--- What is required ---
Count lines holding the string "hereby" in the data that follows. Reply with one number only.

--- Data provided ---
* * * * * * *

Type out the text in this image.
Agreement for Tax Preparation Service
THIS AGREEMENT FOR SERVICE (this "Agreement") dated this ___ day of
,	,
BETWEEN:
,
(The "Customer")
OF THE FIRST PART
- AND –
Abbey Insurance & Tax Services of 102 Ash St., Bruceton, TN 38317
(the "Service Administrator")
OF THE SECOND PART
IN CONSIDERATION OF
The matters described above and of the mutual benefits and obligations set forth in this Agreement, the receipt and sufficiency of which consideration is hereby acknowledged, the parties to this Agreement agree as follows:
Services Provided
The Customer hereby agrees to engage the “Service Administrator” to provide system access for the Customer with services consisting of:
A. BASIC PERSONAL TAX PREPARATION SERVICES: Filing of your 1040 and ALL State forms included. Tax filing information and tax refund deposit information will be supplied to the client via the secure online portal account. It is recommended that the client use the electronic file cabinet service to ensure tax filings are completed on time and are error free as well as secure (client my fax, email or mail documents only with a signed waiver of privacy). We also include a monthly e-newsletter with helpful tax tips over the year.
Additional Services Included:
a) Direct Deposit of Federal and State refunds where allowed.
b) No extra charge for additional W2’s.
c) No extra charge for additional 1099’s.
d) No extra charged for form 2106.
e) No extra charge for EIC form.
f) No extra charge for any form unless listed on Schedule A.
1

* * * * * * *

--- Solution to the exercise ---
2